• SUPPLIED ENTRIES:
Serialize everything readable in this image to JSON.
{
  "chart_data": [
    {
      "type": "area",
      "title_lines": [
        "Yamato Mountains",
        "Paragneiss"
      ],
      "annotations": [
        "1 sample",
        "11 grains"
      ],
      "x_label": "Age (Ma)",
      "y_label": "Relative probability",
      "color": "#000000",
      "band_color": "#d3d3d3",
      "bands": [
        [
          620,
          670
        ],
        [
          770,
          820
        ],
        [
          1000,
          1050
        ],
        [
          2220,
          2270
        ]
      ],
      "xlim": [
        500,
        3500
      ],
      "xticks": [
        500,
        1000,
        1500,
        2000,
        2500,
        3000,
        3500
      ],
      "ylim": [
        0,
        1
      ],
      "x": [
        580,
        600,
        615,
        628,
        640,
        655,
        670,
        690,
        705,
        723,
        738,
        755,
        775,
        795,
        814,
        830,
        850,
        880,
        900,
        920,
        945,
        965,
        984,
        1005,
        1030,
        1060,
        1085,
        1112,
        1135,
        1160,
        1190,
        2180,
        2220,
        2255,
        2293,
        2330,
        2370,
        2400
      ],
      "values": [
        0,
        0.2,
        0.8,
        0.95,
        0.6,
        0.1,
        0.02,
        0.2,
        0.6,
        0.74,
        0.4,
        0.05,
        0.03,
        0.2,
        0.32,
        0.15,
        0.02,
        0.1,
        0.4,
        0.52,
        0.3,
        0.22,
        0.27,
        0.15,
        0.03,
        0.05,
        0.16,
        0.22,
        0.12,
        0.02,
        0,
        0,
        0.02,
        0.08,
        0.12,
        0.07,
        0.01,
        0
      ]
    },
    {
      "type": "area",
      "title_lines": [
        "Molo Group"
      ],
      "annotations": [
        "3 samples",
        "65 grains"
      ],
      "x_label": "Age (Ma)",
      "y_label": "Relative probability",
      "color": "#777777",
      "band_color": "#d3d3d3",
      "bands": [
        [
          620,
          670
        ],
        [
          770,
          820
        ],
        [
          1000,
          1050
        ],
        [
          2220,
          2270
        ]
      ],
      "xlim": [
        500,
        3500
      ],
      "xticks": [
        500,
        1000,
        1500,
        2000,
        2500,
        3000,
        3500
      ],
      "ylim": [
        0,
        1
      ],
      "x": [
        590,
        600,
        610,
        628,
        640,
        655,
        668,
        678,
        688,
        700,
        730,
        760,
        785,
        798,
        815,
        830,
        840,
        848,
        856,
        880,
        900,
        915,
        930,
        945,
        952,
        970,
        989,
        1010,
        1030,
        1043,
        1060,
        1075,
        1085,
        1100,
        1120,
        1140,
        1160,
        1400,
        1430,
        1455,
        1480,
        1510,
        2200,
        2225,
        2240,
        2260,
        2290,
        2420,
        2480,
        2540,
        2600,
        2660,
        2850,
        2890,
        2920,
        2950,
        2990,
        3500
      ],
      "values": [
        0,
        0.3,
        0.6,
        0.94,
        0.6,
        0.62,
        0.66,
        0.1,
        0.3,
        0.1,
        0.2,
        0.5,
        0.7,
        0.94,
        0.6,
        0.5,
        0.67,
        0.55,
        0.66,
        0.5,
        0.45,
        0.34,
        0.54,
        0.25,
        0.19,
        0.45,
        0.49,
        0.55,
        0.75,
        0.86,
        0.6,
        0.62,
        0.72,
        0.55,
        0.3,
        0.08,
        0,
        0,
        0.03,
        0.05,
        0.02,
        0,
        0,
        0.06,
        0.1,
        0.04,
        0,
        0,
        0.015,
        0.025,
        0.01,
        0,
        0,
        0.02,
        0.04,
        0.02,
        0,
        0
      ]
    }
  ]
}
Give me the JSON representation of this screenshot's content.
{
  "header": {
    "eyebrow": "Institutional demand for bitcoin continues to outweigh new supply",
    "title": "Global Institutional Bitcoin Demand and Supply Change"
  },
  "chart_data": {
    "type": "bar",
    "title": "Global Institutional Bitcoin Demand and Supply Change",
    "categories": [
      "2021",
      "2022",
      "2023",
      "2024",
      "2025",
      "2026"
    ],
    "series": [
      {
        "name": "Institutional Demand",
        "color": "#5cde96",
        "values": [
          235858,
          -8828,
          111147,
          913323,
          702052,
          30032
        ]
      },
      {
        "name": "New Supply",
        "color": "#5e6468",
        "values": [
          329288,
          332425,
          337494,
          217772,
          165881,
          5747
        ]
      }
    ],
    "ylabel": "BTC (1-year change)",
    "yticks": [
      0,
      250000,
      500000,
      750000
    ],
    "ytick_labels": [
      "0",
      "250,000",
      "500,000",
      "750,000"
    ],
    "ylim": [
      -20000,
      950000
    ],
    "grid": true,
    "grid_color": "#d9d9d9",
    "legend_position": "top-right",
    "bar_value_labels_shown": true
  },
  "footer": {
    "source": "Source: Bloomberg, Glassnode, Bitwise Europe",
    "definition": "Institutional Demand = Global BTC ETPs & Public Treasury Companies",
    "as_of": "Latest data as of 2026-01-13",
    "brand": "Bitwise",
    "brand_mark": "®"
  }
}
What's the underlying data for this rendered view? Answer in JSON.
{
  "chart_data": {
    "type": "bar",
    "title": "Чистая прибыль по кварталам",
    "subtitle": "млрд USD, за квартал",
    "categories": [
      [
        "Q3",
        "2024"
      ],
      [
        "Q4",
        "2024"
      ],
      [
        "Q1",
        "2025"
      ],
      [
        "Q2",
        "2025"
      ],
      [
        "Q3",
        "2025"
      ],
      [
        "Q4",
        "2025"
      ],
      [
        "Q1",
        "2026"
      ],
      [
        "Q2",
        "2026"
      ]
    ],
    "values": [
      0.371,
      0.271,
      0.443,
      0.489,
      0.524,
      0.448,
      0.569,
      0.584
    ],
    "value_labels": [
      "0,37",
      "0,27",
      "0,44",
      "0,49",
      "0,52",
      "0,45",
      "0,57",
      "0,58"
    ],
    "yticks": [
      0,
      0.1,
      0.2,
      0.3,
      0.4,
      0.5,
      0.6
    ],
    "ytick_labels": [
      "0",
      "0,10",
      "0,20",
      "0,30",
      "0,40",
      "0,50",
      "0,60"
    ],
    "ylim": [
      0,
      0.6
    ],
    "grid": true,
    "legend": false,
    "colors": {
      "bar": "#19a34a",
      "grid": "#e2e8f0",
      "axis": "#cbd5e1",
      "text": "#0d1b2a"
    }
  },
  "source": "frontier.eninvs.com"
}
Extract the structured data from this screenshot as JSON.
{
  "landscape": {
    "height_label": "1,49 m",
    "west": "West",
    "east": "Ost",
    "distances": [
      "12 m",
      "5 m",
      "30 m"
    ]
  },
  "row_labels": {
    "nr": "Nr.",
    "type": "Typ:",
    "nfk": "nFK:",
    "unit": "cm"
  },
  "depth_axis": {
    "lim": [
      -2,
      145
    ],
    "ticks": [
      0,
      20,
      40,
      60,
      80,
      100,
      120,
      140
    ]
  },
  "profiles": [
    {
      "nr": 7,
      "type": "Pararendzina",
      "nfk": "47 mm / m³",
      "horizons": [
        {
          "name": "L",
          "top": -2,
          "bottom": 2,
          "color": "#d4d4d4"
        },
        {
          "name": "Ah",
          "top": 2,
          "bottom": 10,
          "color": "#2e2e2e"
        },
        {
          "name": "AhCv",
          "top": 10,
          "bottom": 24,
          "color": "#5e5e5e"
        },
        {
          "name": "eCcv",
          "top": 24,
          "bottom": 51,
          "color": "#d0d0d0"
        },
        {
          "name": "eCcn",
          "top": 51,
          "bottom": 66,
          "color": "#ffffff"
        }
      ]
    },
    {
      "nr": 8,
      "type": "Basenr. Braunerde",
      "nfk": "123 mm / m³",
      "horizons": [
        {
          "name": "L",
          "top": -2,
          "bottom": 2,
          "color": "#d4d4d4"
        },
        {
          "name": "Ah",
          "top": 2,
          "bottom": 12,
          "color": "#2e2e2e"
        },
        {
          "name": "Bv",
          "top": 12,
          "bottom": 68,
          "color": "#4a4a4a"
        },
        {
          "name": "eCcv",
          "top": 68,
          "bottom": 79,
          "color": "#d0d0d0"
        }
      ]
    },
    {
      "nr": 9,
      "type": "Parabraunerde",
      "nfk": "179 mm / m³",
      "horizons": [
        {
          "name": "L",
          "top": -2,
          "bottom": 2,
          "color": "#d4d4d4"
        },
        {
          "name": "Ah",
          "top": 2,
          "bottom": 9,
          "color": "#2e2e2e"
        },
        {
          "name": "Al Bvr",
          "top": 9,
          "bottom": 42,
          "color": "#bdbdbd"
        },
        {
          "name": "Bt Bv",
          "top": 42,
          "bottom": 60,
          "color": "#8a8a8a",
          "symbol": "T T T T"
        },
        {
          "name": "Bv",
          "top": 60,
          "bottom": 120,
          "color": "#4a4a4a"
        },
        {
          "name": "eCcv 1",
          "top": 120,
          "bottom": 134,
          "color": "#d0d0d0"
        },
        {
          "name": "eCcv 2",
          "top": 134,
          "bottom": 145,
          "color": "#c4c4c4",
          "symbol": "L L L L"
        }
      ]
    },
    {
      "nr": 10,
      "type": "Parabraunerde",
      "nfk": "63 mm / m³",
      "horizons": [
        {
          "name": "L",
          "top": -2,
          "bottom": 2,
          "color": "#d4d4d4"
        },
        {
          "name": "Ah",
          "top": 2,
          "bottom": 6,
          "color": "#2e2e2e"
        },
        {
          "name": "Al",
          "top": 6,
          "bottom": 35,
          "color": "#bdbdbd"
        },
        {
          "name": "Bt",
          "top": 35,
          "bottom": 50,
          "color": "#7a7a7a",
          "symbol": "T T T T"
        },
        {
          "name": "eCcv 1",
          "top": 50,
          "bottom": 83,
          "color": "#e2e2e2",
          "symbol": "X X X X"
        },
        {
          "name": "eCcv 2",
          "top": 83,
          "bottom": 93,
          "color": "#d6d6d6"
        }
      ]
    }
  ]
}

• WORK TO DO:
Copy each line of the records above that carries the word "source".

• SOLUTION:
    "source": "Source: Bloomberg, Glassnode, Bitwise Europe",
  "source": "frontier.eninvs.com"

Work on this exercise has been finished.